● **Aim**: Every line that contains "лісгосп" counts once; give the total number of such lines, with no other words.

● **Supplied entries**:
****

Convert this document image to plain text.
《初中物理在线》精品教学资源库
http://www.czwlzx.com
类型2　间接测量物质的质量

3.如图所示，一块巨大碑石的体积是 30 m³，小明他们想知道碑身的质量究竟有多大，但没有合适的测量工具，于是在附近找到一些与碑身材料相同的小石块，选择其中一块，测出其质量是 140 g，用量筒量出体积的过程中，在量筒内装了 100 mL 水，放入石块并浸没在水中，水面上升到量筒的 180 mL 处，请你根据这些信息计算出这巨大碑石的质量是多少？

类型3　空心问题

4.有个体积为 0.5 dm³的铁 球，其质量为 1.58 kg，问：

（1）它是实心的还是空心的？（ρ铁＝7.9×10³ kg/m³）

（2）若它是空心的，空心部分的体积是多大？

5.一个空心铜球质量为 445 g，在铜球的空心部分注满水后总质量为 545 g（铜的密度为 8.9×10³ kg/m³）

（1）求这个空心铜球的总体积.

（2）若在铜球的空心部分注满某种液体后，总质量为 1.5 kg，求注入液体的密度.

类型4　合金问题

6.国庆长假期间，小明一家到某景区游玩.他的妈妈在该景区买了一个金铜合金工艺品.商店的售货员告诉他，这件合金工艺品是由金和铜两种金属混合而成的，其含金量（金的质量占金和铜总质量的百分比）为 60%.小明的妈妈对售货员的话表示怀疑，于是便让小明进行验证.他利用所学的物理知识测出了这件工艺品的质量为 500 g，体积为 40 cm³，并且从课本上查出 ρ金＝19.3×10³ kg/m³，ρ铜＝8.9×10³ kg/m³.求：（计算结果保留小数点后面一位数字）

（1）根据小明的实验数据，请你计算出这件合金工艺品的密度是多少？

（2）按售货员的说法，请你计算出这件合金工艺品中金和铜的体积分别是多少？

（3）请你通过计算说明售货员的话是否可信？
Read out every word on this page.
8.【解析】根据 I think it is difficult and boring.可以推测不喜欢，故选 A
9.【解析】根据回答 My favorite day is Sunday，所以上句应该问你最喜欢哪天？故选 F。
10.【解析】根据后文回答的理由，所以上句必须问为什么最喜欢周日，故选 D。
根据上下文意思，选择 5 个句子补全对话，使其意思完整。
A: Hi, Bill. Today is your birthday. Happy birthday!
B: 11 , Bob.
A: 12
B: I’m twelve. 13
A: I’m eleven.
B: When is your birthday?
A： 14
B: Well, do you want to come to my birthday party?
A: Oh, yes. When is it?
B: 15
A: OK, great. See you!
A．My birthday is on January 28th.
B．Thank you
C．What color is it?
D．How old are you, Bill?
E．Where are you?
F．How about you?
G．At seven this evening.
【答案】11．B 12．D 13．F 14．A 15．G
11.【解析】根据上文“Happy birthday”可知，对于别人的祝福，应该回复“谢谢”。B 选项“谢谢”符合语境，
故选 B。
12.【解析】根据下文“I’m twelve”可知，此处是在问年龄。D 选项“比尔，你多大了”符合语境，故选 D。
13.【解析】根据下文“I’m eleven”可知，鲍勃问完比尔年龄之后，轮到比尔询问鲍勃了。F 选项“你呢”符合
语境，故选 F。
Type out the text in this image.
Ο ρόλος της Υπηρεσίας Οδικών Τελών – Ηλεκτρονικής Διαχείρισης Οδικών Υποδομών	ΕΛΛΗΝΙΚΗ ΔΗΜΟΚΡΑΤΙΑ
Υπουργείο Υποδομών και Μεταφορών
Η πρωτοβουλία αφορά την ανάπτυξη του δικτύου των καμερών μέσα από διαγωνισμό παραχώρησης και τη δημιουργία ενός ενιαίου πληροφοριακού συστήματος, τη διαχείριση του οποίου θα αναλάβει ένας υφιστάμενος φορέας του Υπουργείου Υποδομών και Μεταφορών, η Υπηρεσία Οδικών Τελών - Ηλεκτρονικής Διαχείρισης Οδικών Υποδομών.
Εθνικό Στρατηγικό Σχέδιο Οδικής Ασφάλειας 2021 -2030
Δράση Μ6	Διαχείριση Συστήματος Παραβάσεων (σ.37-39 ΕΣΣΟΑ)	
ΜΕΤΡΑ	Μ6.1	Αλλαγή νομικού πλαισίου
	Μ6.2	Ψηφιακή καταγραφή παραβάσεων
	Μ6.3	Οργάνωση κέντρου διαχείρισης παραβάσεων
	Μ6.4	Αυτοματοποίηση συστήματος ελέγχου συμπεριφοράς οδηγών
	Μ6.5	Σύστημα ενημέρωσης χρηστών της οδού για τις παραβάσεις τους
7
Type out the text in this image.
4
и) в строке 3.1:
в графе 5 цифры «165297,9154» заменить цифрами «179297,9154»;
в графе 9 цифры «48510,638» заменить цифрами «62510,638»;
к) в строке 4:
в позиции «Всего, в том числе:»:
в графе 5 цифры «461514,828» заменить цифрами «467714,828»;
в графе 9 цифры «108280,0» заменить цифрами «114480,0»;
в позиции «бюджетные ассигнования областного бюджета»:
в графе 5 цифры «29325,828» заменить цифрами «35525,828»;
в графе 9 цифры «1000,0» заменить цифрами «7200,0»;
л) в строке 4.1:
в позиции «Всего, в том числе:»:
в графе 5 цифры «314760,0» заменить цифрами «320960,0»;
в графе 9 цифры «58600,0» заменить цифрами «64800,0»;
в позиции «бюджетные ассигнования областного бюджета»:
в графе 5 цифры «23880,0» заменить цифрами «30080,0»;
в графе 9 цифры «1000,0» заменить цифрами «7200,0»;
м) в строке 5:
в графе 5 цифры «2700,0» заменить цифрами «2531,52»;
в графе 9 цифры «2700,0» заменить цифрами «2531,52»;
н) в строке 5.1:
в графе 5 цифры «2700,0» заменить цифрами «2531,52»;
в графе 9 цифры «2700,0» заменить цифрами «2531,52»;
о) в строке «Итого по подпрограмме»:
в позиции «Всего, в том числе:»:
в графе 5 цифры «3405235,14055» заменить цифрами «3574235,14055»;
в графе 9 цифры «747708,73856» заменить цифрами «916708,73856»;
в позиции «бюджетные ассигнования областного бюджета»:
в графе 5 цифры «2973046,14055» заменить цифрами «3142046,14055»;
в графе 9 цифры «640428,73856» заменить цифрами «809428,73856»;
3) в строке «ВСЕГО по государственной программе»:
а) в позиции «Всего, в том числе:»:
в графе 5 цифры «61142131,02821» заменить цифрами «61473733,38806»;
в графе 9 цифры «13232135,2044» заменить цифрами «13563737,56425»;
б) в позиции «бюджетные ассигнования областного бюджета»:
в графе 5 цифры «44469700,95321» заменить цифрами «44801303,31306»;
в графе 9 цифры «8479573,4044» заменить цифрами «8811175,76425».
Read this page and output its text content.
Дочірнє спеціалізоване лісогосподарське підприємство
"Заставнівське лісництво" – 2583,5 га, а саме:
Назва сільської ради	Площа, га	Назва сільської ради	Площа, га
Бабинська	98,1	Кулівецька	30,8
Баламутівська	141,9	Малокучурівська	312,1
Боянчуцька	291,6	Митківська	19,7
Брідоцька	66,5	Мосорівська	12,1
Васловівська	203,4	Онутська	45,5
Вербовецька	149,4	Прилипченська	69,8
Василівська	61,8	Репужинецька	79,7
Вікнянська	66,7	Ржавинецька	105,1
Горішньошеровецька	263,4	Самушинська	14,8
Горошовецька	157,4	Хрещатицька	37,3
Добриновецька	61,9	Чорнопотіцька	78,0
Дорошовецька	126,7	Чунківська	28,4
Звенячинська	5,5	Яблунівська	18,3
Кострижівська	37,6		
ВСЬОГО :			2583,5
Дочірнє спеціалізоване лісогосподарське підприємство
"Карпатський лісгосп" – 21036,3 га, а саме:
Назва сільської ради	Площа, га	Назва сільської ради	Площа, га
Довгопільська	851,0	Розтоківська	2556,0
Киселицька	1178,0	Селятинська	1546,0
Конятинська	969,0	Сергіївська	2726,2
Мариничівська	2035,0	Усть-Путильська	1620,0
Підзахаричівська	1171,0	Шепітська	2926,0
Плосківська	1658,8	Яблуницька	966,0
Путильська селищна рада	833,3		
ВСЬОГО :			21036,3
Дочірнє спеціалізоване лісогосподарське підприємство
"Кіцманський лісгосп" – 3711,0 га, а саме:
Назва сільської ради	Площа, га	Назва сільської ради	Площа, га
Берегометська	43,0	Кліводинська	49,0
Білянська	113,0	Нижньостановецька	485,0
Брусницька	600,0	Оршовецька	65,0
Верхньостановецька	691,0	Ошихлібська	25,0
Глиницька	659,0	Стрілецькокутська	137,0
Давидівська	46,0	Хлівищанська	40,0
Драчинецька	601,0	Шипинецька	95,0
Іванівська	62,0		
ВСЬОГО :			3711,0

****

● **Complete answer**: 2